/---

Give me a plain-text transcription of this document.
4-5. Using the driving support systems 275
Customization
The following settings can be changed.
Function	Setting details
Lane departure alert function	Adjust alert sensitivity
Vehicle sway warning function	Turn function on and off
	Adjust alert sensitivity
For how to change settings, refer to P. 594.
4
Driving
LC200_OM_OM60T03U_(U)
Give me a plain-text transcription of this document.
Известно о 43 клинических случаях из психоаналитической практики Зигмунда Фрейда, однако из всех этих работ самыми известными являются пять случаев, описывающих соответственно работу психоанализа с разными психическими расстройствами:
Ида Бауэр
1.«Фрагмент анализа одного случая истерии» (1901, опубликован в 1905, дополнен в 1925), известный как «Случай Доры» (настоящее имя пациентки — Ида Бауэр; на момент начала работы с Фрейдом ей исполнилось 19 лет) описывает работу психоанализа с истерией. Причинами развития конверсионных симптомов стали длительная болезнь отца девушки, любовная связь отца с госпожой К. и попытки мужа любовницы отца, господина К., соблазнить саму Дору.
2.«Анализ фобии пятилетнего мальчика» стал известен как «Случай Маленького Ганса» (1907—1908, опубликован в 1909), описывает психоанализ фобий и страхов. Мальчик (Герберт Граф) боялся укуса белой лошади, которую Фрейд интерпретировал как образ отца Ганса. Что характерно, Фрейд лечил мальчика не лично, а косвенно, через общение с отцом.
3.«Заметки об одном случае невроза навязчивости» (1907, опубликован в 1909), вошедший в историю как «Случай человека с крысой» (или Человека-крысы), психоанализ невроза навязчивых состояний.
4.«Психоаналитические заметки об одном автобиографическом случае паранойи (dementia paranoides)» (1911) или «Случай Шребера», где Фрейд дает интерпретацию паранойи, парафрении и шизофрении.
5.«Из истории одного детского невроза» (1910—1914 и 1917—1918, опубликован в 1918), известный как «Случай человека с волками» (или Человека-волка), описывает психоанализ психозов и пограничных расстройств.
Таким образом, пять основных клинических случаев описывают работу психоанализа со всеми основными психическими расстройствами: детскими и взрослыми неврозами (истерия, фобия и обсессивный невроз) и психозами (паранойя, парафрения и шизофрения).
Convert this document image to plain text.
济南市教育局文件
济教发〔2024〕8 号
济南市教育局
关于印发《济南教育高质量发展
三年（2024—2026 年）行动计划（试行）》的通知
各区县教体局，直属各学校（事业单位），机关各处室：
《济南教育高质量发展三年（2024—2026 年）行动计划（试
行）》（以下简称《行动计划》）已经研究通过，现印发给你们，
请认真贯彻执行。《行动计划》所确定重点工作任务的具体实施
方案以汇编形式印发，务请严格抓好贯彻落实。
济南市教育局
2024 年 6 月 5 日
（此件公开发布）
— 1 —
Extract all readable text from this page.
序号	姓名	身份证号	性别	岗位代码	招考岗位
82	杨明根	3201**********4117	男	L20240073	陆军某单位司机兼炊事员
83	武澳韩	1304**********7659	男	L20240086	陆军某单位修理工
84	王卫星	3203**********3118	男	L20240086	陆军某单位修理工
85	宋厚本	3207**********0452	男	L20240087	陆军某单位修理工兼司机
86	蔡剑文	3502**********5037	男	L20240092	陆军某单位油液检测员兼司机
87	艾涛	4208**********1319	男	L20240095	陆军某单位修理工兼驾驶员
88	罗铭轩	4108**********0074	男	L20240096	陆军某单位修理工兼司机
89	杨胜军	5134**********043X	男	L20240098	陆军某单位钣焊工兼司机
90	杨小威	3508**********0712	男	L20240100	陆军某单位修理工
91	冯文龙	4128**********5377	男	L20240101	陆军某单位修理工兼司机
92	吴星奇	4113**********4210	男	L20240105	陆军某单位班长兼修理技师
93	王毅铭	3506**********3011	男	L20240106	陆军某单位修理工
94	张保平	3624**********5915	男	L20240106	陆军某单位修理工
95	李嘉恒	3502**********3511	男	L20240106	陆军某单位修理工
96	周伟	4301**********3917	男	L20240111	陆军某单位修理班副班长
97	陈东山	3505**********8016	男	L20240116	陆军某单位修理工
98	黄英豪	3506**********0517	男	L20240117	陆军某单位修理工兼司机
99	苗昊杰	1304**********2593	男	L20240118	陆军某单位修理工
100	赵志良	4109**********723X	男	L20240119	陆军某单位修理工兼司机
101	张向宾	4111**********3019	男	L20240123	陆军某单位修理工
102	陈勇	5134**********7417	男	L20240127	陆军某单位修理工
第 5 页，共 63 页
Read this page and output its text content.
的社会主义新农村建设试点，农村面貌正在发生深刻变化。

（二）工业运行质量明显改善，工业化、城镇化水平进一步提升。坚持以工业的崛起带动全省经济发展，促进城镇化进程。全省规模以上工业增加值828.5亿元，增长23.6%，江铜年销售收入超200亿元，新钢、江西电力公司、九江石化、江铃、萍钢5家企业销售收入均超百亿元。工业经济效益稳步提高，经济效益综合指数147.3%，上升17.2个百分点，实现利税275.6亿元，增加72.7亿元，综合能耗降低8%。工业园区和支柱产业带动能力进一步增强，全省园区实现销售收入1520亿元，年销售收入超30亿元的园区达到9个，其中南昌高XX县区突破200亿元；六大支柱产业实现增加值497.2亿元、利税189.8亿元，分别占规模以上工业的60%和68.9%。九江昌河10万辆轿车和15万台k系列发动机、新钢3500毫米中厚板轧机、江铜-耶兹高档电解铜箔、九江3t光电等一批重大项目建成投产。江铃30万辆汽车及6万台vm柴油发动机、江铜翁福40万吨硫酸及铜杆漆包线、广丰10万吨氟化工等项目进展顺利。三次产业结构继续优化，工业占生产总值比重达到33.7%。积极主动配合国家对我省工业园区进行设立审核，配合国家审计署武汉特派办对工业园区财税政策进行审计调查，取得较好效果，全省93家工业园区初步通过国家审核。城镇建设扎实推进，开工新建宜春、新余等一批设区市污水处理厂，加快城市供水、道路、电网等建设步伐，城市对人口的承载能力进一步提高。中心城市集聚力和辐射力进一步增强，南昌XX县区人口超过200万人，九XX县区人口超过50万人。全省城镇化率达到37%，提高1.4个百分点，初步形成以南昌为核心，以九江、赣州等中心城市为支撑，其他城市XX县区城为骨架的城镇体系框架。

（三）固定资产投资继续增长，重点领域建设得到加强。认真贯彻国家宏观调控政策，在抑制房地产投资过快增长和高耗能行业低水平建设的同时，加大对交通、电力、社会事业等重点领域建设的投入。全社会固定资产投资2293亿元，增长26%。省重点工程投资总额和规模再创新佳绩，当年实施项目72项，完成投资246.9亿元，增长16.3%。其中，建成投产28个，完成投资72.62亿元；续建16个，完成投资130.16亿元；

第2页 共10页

\---

> **What is being asked**: Your answer should consist only of the lines from the one with "Read this page and output its text content." through the end of the data above, reproduced exactly.

> **Full solution**:
Read this page and output its text content.
的社会主义新农村建设试点，农村面貌正在发生深刻变化。

（二）工业运行质量明显改善，工业化、城镇化水平进一步提升。坚持以工业的崛起带动全省经济发展，促进城镇化进程。全省规模以上工业增加值828.5亿元，增长23.6%，江铜年销售收入超200亿元，新钢、江西电力公司、九江石化、江铃、萍钢5家企业销售收入均超百亿元。工业经济效益稳步提高，经济效益综合指数147.3%，上升17.2个百分点，实现利税275.6亿元，增加72.7亿元，综合能耗降低8%。工业园区和支柱产业带动能力进一步增强，全省园区实现销售收入1520亿元，年销售收入超30亿元的园区达到9个，其中南昌高XX县区突破200亿元；六大支柱产业实现增加值497.2亿元、利税189.8亿元，分别占规模以上工业的60%和68.9%。九江昌河10万辆轿车和15万台k系列发动机、新钢3500毫米中厚板轧机、江铜-耶兹高档电解铜箔、九江3t光电等一批重大项目建成投产。江铃30万辆汽车及6万台vm柴油发动机、江铜翁福40万吨硫酸及铜杆漆包线、广丰10万吨氟化工等项目进展顺利。三次产业结构继续优化，工业占生产总值比重达到33.7%。积极主动配合国家对我省工业园区进行设立审核，配合国家审计署武汉特派办对工业园区财税政策进行审计调查，取得较好效果，全省93家工业园区初步通过国家审核。城镇建设扎实推进，开工新建宜春、新余等一批设区市污水处理厂，加快城市供水、道路、电网等建设步伐，城市对人口的承载能力进一步提高。中心城市集聚力和辐射力进一步增强，南昌XX县区人口超过200万人，九XX县区人口超过50万人。全省城镇化率达到37%，提高1.4个百分点，初步形成以南昌为核心，以九江、赣州等中心城市为支撑，其他城市XX县区城为骨架的城镇体系框架。

（三）固定资产投资继续增长，重点领域建设得到加强。认真贯彻国家宏观调控政策，在抑制房地产投资过快增长和高耗能行业低水平建设的同时，加大对交通、电力、社会事业等重点领域建设的投入。全社会固定资产投资2293亿元，增长26%。省重点工程投资总额和规模再创新佳绩，当年实施项目72项，完成投资246.9亿元，增长16.3%。其中，建成投产28个，完成投资72.62亿元；续建16个，完成投资130.16亿元；

第2页 共10页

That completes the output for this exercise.